**What is required**
Tell how many lines include the string "spanned". Answer with a single number.

begin Material for this task

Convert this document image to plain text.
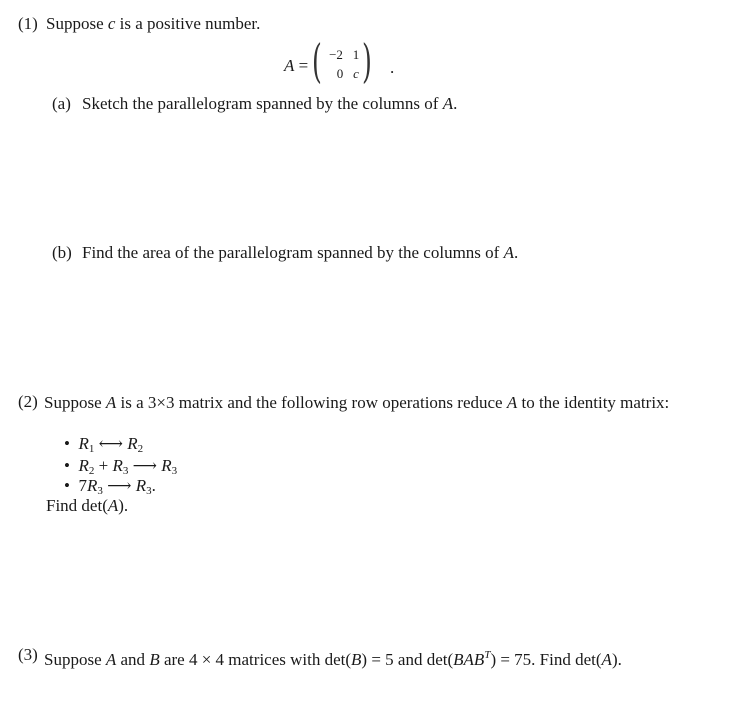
(1) Suppose c is a positive number.
A = ( −2 1
0 c ) .
(a) Sketch the parallelogram spanned by the columns of A.
(b) Find the area of the parallelogram spanned by the columns of A.
(2) Suppose A is a 3×3 matrix and the following row operations reduce A to the identity matrix:
•  $R_1$ ⟷ $R_2$
•  $R_2 + R_3$ ⟶ $R_3$
•  $7R_3$ ⟶ $R_3$.
Find det(A).
(3) Suppose A and B are 4 × 4 matrices with det(B) = 5 and $\det(BAB^T) = 75$. Find det(A).
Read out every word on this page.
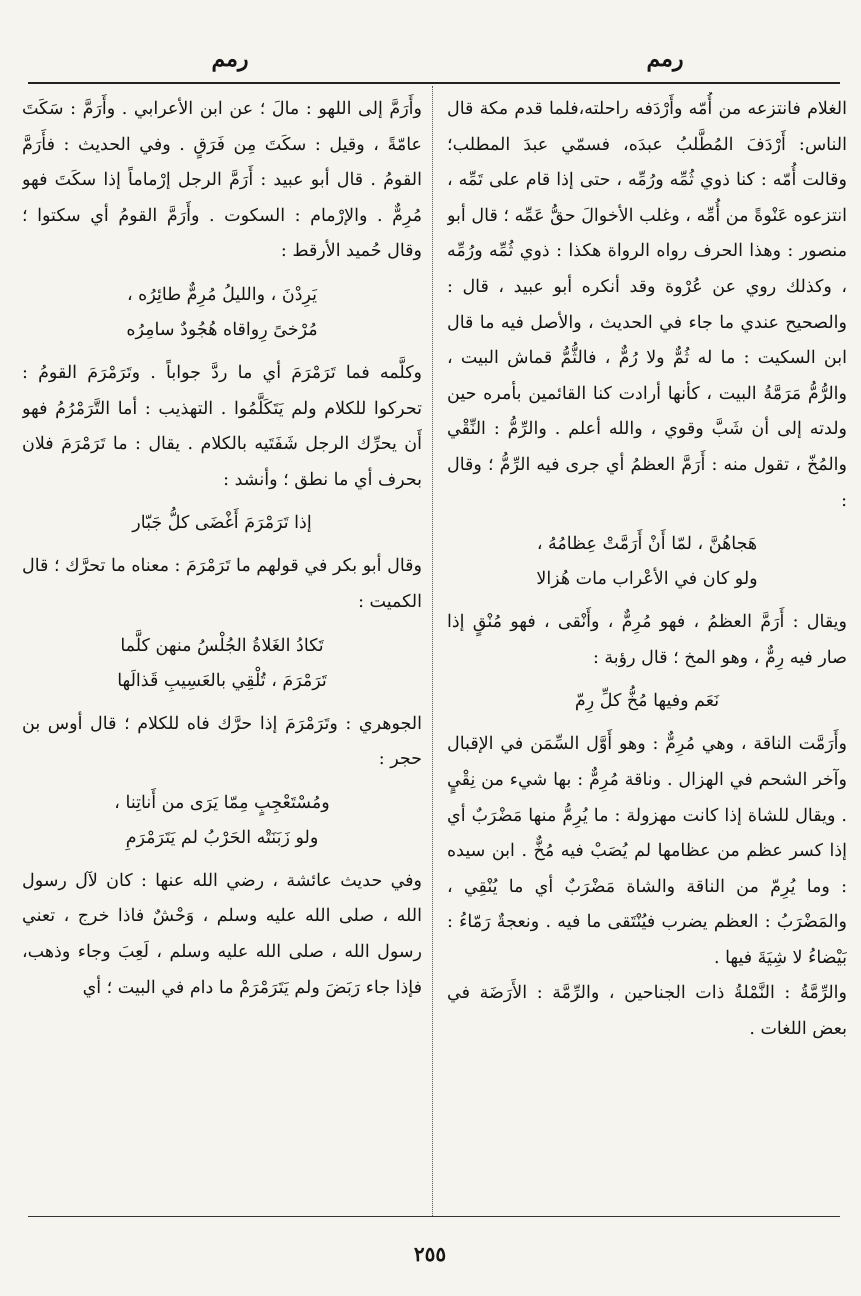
رمم
رمم

الغلام فانتزعه من أُمّه وأَرْدَفه راحلته،فلما قدم مكة قال الناس: أَرْدَفَ المُطَّلبُ عبدَه، فسمّي عبدَ المطلب؛ وقالت أُمّه : كنا ذوي ثُمِّه ورُمِّه ، حتى إذا قام على تَمِّه ، انتزعوه عَنْوةً من أُمِّه ، وغلب الأخوالَ حقُّ عَمِّه ؛ قال أبو منصور : وهذا الحرف رواه الرواة هكذا : ذوي ثُمِّه ورُمِّه ، وكذلك روي عن عُرْوة وقد أنكره أبو عبيد ، قال : والصحيح عندي ما جاء في الحديث ، والأصل فيه ما قال ابن السكيت : ما له ثُمٌّ ولا رُمٌّ ، فالثُّمُّ قماش البيت ، والرُّمُّ مَرَمَّةُ البيت ، كأنها أرادت كنا القائمين بأمره حين ولدته إلى أن شَبَّ وقوي ، والله أعلم . والرِّمُّ : النِّقْي والمُخّ ، تقول منه : أَرَمَّ العظمُ أي جرى فيه الرِّمُّ ؛ وقال :

هَجاهُنَّ ، لمّا أَنْ أَرَمَّتْ عِظامُهُ ،
ولو كان في الأعْراب مات هُزالا

ويقال : أَرَمَّ العظمُ ، فهو مُرِمٌّ ، وأَنْقى ، فهو مُنْقٍ إذا صار فيه رِمٌّ ، وهو المخ ؛ قال رؤبة :

نَعَم وفيها مُخُّ كلِّ رِمّ

وأَرَمَّت الناقة ، وهي مُرِمٌّ : وهو أَوَّل السِّمَن في الإقبال وآخر الشحم في الهزال . وناقة مُرِمٌّ : بها شيء من نِقْيٍ . ويقال للشاة إذا كانت مهزولة : ما يُرِمُّ منها مَضْرَبٌ أي إذا كسر عظم من عظامها لم يُصَبْ فيه مُخٌّ . ابن سيده : وما يُرِمّ من الناقة والشاة مَضْرَبٌ أي ما يُنْقِي ، والمَضْرَبُ : العظم يضرب فيُنْتَقى ما فيه . ونعجةٌ رَمّاءُ : بَيْضاءُ لا شِيَةَ فيها .

والرِّمَّةُ : النَّمْلةُ ذات الجناحين ، والرِّمَّة : الأَرَضَة في بعض اللغات .

وأَرَمَّ إلى اللهو : مالَ ؛ عن ابن الأعرابي . وأَرَمَّ : سَكَتَ عامّةً ، وقيل : سكَتَ مِن فَرَقٍ . وفي الحديث : فأَرَمَّ القومُ . قال أبو عبيد : أَرَمَّ الرجل إرْماماً إذا سكَتَ فهو مُرِمٌّ . والإرْمام : السكوت . وأَرَمَّ القومُ أي سكتوا ؛ وقال حُميد الأرقط :

يَرِدْنَ ، والليلُ مُرِمٌّ طائِرُه ،
مُرْخىً رِواقاه هُجُودٌ سامِرُه

وكلَّمه فما تَرَمْرَمَ أي ما ردَّ جواباً . وتَرَمْرَمَ القومُ : تحركوا للكلام ولم يَتَكَلَّمُوا . التهذيب : أما التَّرَمْرُمُ فهو أَن يحرِّك الرجل شَفَتَيه بالكلام . يقال : ما تَرَمْرَمَ فلان بحرف أي ما نطق ؛ وأنشد :

إذا تَرَمْرَمَ أَغْضَى كلُّ جَبّار

وقال أبو بكر في قولهم ما تَرَمْرَمَ : معناه ما تحرَّك ؛ قال الكميت :

تَكادُ الغَلاةُ الجُلْسُ منهن كلَّما
تَرَمْرَمَ ، تُلْقِي بالعَسِيبِ قَذالَها

الجوهري : وتَرَمْرَمَ إذا حرَّك فاه للكلام ؛ قال أوس بن حجر :

ومُسْتَعْجِبٍ مِمّا يَرَى من أَناتِنا ،
ولو زَبَنَتْه الحَرْبُ لم يَتَرَمْرَمِ

وفي حديث عائشة ، رضي الله عنها : كان لآل رسول الله ، صلى الله عليه وسلم ، وَحْشٌ فاذا خرج ، تعني رسول الله ، صلى الله عليه وسلم ، لَعِبَ وجاء وذهب، فإذا جاء رَبَضَ ولم يَتَرَمْرَمْ ما دام في البيت ؛ أي

٢٥٥
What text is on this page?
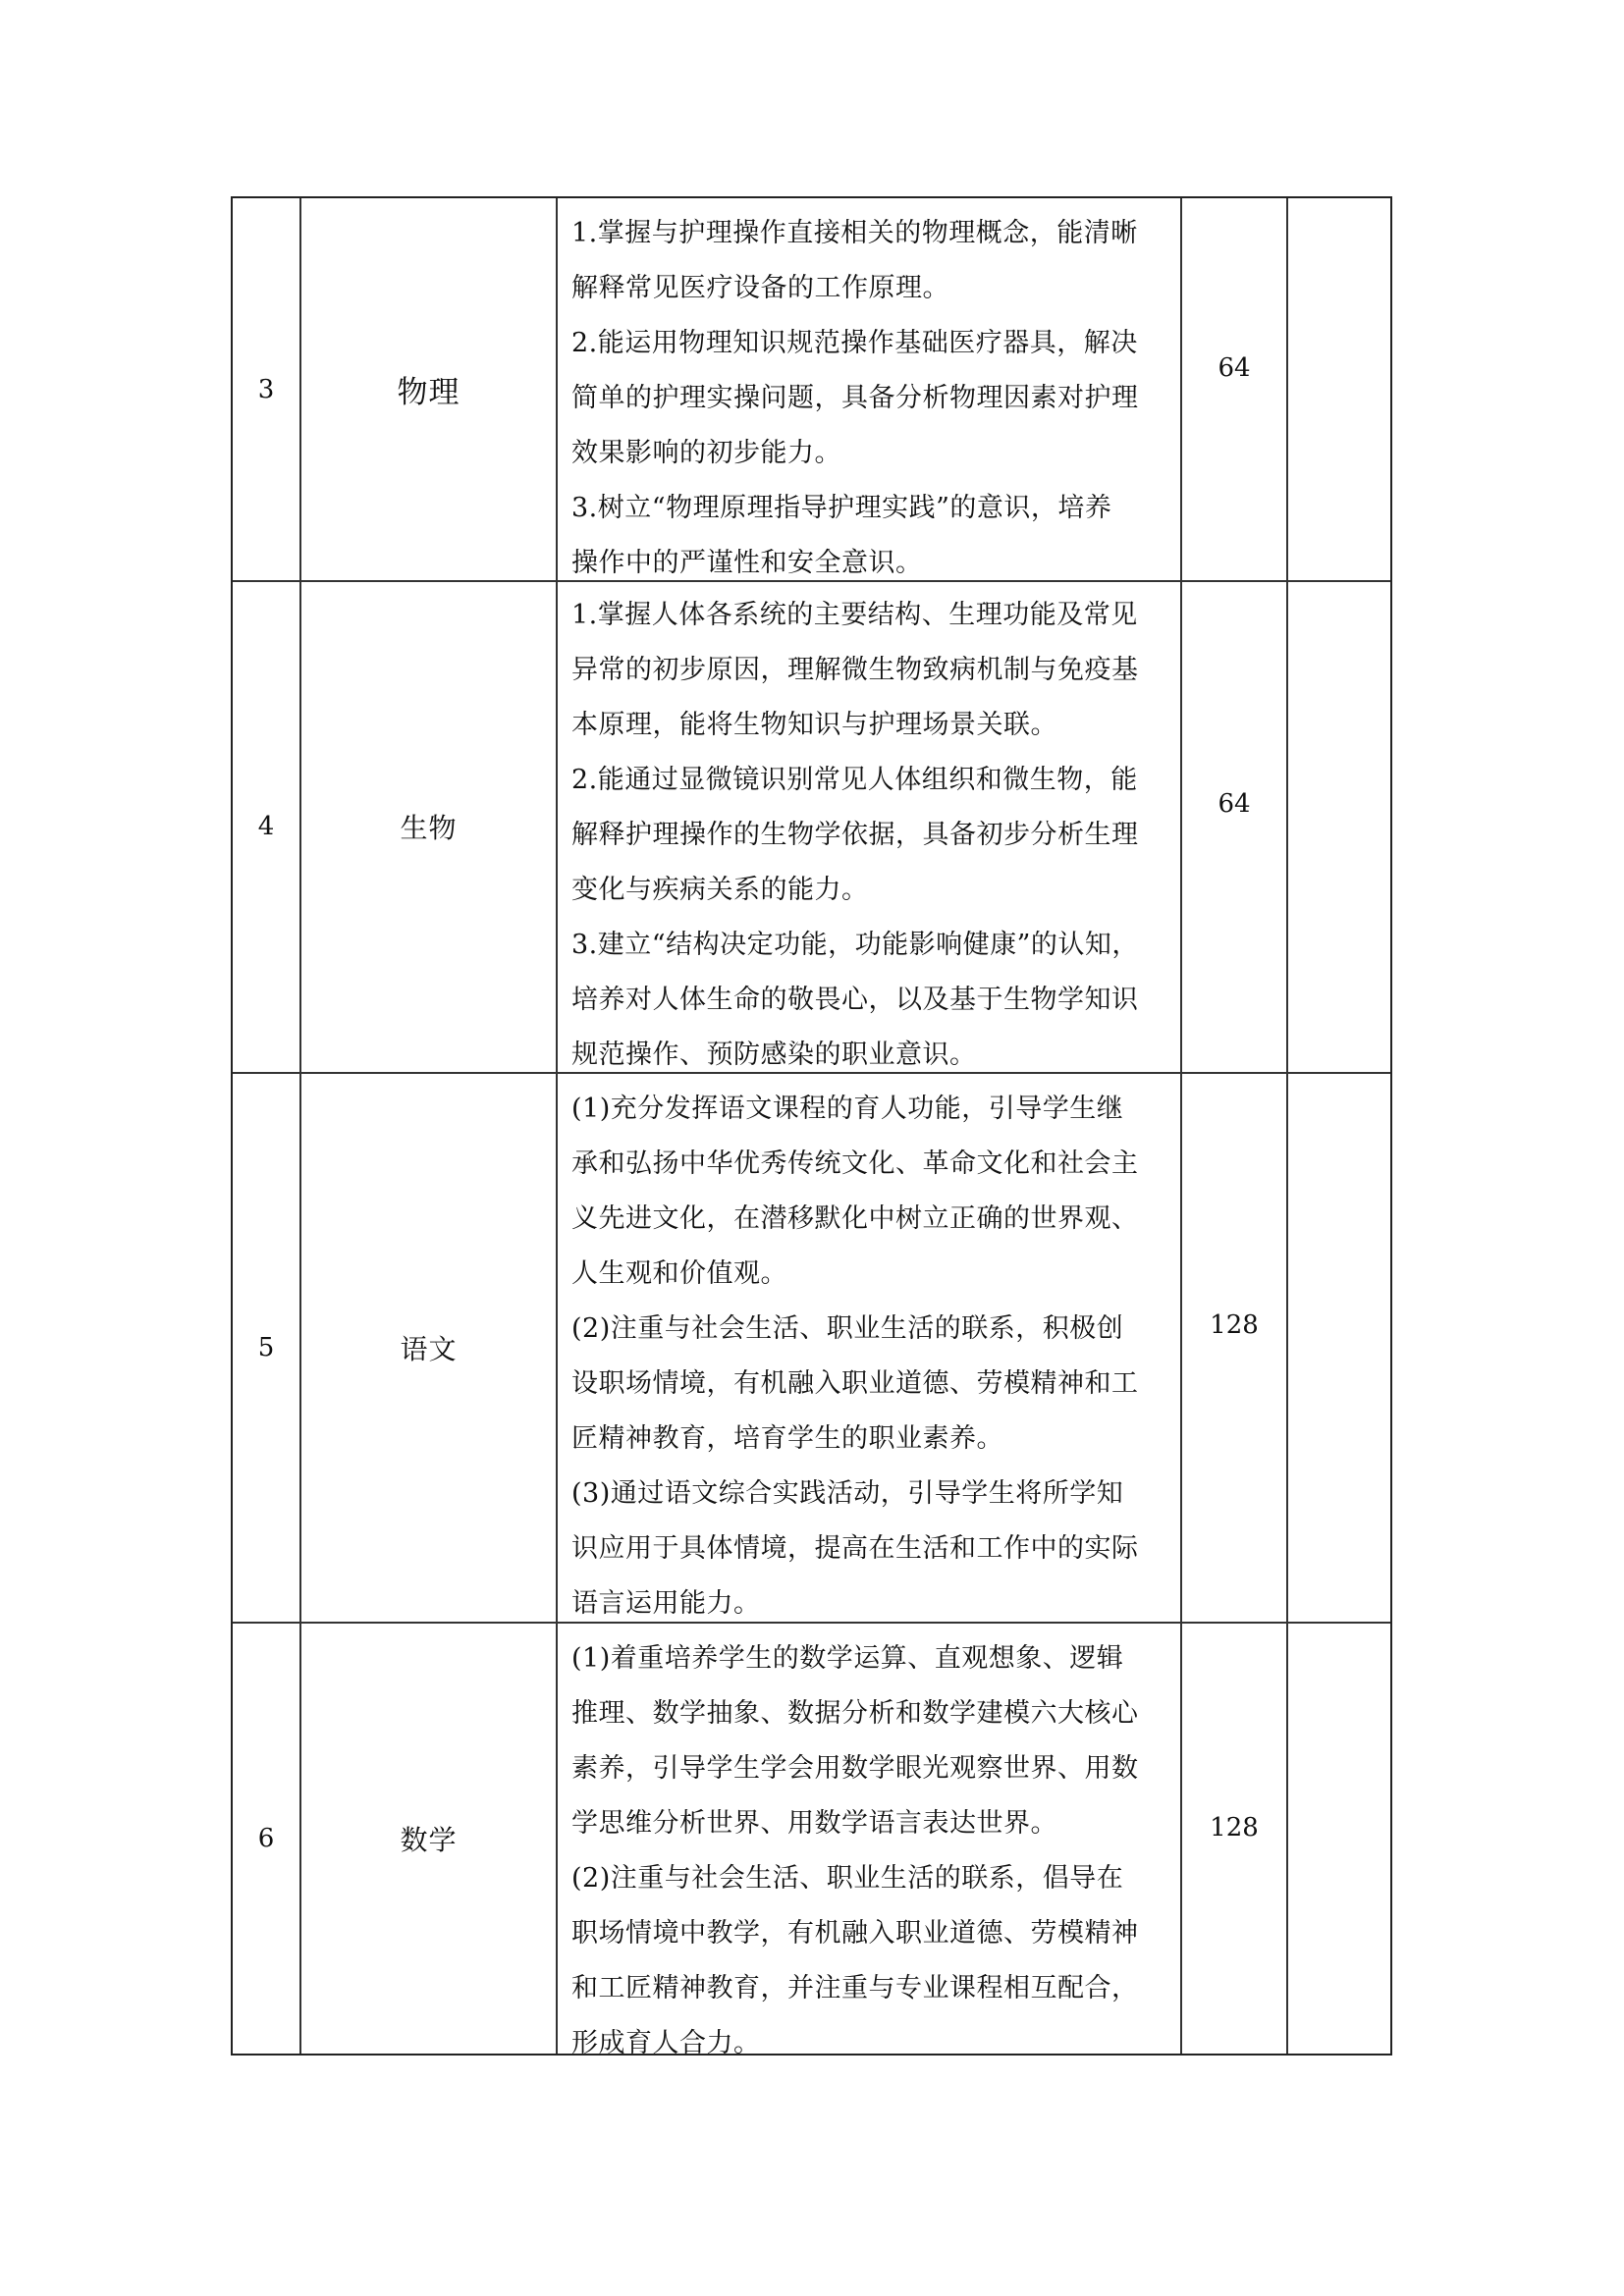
3	物理
1.掌握与护理操作直接相关的物理概念，能清晰
解释常见医疗设备的工作原理。
2.能运用物理知识规范操作基础医疗器具，解决
简单的护理实操问题，具备分析物理因素对护理
效果影响的初步能力。
3.树立“物理原理指导护理实践”的意识，培养
操作中的严谨性和安全意识。
64
4	生物
1.掌握人体各系统的主要结构、生理功能及常见
异常的初步原因，理解微生物致病机制与免疫基
本原理，能将生物知识与护理场景关联。
2.能通过显微镜识别常见人体组织和微生物，能
解释护理操作的生物学依据，具备初步分析生理
变化与疾病关系的能力。
3.建立“结构决定功能，功能影响健康”的认知，
培养对人体生命的敬畏心，以及基于生物学知识
规范操作、预防感染的职业意识。
64
5	语文
(1)充分发挥语文课程的育人功能，引导学生继
承和弘扬中华优秀传统文化、革命文化和社会主
义先进文化，在潜移默化中树立正确的世界观、
人生观和价值观。
(2)注重与社会生活、职业生活的联系，积极创
设职场情境，有机融入职业道德、劳模精神和工
匠精神教育，培育学生的职业素养。
(3)通过语文综合实践活动，引导学生将所学知
识应用于具体情境，提高在生活和工作中的实际
语言运用能力。
128
6	数学
(1)着重培养学生的数学运算、直观想象、逻辑
推理、数学抽象、数据分析和数学建模六大核心
素养，引导学生学会用数学眼光观察世界、用数
学思维分析世界、用数学语言表达世界。
(2)注重与社会生活、职业生活的联系，倡导在
职场情境中教学，有机融入职业道德、劳模精神
和工匠精神教育，并注重与专业课程相互配合，
形成育人合力。
128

end Material for this task

**Expected answer**
2